What this task involves: Write down every entry below once more, exactly.

Collected data:
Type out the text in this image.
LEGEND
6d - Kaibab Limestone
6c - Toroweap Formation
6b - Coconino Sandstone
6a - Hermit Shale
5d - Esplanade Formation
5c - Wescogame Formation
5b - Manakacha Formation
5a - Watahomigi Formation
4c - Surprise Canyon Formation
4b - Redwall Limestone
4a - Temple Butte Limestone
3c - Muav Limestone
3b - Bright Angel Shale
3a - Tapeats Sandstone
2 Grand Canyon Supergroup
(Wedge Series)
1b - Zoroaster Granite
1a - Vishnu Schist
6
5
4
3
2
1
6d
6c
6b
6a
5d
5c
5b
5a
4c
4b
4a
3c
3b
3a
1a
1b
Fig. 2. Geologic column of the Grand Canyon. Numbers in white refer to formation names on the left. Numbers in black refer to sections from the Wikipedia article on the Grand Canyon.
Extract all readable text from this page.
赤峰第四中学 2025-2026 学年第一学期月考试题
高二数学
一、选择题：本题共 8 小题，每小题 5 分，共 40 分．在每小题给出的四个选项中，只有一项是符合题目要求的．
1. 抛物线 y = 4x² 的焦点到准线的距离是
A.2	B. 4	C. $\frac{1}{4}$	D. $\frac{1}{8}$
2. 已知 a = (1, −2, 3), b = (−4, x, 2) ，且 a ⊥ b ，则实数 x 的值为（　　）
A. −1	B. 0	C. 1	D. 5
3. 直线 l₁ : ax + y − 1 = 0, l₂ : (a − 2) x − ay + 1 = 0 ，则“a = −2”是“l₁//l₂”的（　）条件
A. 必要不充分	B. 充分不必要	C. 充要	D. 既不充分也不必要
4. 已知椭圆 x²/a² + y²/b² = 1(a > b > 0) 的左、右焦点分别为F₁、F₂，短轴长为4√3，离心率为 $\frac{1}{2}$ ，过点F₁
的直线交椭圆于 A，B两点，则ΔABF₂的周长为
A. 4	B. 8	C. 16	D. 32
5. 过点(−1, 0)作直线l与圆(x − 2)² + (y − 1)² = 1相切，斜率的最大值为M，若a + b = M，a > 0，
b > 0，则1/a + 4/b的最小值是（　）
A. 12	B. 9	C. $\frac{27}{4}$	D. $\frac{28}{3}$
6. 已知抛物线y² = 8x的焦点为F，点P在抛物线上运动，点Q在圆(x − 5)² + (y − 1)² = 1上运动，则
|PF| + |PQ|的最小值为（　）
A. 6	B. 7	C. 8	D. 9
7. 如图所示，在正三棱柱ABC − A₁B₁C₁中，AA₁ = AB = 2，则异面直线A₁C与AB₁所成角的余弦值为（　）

Answer to this exercise:
Type out the text in this image.
LEGEND
6d - Kaibab Limestone
6c - Toroweap Formation
6b - Coconino Sandstone
6a - Hermit Shale
5d - Esplanade Formation
5c - Wescogame Formation
5b - Manakacha Formation
5a - Watahomigi Formation
4c - Surprise Canyon Formation
4b - Redwall Limestone
4a - Temple Butte Limestone
3c - Muav Limestone
3b - Bright Angel Shale
3a - Tapeats Sandstone
2 Grand Canyon Supergroup
(Wedge Series)
1b - Zoroaster Granite
1a - Vishnu Schist
6
5
4
3
2
1
6d
6c
6b
6a
5d
5c
5b
5a
4c
4b
4a
3c
3b
3a
1a
1b
Fig. 2. Geologic column of the Grand Canyon. Numbers in white refer to formation names on the left. Numbers in black refer to sections from the Wikipedia article on the Grand Canyon.
Extract all readable text from this page.
赤峰第四中学 2025-2026 学年第一学期月考试题
高二数学
一、选择题：本题共 8 小题，每小题 5 分，共 40 分．在每小题给出的四个选项中，只有一项是符合题目要求的．
1. 抛物线 y = 4x² 的焦点到准线的距离是
A.2	B. 4	C. $\frac{1}{4}$	D. $\frac{1}{8}$
2. 已知 a = (1, −2, 3), b = (−4, x, 2) ，且 a ⊥ b ，则实数 x 的值为（　　）
A. −1	B. 0	C. 1	D. 5
3. 直线 l₁ : ax + y − 1 = 0, l₂ : (a − 2) x − ay + 1 = 0 ，则“a = −2”是“l₁//l₂”的（　）条件
A. 必要不充分	B. 充分不必要	C. 充要	D. 既不充分也不必要
4. 已知椭圆 x²/a² + y²/b² = 1(a > b > 0) 的左、右焦点分别为F₁、F₂，短轴长为4√3，离心率为 $\frac{1}{2}$ ，过点F₁
的直线交椭圆于 A，B两点，则ΔABF₂的周长为
A. 4	B. 8	C. 16	D. 32
5. 过点(−1, 0)作直线l与圆(x − 2)² + (y − 1)² = 1相切，斜率的最大值为M，若a + b = M，a > 0，
b > 0，则1/a + 4/b的最小值是（　）
A. 12	B. 9	C. $\frac{27}{4}$	D. $\frac{28}{3}$
6. 已知抛物线y² = 8x的焦点为F，点P在抛物线上运动，点Q在圆(x − 5)² + (y − 1)² = 1上运动，则
|PF| + |PQ|的最小值为（　）
A. 6	B. 7	C. 8	D. 9
7. 如图所示，在正三棱柱ABC − A₁B₁C₁中，AA₁ = AB = 2，则异面直线A₁C与AB₁所成角的余弦值为（　）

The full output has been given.